** start Dataset content **

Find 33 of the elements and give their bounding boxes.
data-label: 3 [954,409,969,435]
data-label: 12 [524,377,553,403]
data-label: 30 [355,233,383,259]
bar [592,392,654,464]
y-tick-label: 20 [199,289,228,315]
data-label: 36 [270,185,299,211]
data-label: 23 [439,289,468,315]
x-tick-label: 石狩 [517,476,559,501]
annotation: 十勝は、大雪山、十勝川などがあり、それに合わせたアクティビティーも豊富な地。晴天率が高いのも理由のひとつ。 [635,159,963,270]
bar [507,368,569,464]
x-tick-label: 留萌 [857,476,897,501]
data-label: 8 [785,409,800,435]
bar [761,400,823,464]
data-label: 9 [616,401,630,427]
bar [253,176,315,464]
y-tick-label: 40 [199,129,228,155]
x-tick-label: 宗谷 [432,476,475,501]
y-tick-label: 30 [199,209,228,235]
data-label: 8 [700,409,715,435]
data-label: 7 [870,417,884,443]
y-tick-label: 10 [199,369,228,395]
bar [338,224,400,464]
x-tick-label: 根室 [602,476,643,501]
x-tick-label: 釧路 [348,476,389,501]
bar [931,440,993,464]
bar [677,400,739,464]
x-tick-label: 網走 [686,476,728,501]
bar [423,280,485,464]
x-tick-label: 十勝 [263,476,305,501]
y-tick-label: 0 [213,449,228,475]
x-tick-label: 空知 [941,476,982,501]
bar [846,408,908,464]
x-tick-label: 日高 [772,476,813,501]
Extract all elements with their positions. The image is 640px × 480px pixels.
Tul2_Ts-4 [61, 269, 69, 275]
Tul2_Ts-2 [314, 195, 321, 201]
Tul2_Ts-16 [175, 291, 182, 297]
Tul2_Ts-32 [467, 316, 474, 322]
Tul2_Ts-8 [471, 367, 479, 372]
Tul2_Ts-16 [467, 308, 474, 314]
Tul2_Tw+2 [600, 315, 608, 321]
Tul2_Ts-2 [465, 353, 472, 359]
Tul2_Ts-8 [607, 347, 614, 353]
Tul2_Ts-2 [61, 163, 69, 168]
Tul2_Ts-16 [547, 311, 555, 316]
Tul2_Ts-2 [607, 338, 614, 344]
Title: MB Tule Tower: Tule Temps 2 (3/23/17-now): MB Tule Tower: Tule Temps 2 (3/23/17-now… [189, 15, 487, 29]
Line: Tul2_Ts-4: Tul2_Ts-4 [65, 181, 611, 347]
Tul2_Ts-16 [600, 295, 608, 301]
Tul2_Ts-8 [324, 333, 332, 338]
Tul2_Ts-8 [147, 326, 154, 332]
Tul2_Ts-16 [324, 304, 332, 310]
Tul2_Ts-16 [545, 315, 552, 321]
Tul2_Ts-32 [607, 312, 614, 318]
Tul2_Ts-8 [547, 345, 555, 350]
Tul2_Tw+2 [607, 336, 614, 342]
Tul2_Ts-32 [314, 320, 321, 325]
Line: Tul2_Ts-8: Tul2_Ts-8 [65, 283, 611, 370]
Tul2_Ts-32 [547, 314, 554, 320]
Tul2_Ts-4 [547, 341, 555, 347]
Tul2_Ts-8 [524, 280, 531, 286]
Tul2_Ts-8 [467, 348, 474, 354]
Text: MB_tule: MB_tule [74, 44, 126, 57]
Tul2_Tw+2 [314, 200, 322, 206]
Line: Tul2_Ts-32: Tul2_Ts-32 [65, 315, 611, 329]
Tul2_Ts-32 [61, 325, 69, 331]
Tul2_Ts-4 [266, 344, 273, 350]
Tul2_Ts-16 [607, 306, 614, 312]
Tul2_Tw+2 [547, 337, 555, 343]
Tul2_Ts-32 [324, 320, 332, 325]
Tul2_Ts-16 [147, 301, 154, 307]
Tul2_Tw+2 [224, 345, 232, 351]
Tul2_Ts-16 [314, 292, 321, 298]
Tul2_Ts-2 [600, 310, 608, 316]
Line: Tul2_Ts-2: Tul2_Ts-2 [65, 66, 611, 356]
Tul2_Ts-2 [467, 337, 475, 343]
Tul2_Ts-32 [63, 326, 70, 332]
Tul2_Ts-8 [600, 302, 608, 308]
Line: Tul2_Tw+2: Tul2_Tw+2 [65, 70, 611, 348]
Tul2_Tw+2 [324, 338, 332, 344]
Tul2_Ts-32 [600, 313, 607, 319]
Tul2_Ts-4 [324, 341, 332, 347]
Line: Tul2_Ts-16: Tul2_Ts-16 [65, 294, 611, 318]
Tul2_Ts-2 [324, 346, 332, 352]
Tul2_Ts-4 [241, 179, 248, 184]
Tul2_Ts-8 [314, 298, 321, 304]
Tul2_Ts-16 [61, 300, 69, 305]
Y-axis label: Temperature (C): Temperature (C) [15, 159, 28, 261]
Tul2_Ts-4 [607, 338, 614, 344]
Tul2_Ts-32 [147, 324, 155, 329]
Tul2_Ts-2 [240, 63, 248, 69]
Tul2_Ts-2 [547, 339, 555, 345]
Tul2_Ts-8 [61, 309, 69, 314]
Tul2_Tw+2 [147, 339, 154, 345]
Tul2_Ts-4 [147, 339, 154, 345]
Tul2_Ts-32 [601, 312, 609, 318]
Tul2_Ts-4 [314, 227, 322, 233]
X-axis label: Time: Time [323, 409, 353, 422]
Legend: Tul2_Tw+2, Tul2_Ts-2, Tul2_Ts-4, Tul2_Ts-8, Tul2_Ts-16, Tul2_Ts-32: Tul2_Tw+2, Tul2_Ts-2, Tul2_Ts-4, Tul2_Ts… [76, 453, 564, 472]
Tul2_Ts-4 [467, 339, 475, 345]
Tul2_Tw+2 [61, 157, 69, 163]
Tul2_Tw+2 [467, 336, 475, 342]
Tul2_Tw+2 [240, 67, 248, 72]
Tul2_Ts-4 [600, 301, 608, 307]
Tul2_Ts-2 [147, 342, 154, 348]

** end Dataset content **
** start Dataset content **

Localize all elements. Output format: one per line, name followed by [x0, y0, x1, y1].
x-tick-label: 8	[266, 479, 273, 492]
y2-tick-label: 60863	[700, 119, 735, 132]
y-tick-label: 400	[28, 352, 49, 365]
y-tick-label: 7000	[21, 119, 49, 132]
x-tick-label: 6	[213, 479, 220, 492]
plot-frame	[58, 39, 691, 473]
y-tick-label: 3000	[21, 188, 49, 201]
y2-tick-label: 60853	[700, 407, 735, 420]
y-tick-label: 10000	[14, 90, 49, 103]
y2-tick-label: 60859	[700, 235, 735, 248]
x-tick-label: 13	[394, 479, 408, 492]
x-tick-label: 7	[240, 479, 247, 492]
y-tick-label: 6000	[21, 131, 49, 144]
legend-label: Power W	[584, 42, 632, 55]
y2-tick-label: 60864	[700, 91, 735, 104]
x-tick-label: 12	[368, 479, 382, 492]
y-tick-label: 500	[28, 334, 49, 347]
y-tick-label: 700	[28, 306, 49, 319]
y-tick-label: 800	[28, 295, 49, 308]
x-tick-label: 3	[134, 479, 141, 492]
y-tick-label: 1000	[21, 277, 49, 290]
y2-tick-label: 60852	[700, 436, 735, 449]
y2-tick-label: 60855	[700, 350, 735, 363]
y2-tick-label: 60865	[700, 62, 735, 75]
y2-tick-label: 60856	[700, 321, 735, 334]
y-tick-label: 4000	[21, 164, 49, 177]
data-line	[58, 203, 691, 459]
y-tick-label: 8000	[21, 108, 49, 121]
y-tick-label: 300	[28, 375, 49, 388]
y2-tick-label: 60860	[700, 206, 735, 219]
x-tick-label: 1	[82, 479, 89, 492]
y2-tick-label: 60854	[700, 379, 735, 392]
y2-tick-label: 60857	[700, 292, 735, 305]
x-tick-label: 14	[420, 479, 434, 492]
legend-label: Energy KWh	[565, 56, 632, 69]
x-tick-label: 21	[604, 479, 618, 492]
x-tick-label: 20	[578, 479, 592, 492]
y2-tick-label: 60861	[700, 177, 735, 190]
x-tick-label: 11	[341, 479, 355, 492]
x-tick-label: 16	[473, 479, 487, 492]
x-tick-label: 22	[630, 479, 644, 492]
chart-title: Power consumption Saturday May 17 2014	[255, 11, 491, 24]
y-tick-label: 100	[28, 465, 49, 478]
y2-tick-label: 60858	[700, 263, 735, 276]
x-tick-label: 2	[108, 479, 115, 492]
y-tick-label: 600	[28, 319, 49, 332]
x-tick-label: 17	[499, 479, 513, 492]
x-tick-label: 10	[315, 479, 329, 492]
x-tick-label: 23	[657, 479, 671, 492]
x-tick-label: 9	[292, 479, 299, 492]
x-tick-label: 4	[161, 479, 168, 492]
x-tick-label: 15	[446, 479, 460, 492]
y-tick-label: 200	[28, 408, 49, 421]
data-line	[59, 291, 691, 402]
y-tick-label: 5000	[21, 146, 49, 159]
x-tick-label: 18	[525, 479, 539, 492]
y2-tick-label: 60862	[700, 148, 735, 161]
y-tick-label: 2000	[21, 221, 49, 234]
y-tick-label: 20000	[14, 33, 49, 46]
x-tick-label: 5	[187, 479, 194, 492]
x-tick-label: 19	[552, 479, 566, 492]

** end Dataset content **

- _Your goal_:
Give the material from the line with "Find 33 of the" up to and including the line with "bar [761,400,823,464]" as a Markdown table with the columns Row and Line, numbering each line and leaving out any blank lines.

- _Task solution_:
| Row | Line |
|---|---|
| 1 | Find 33 of the elements and give their bounding boxes. |
| 2 | data-label: 3 [954,409,969,435] |
| 3 | data-label: 12 [524,377,553,403] |
| 4 | data-label: 30 [355,233,383,259] |
| 5 | bar [592,392,654,464] |
| 6 | y-tick-label: 20 [199,289,228,315] |
| 7 | data-label: 36 [270,185,299,211] |
| 8 | data-label: 23 [439,289,468,315] |
| 9 | x-tick-label: 石狩 [517,476,559,501] |
| 10 | annotation: 十勝は、大雪山、十勝川などがあり、それに合わせたアクティビティーも豊富な地。晴天率が高いのも理由のひとつ。 [635,159,963,270] |
| 11 | bar [507,368,569,464] |
| 12 | x-tick-label: 留萌 [857,476,897,501] |
| 13 | data-label: 8 [785,409,800,435] |
| 14 | bar [761,400,823,464] |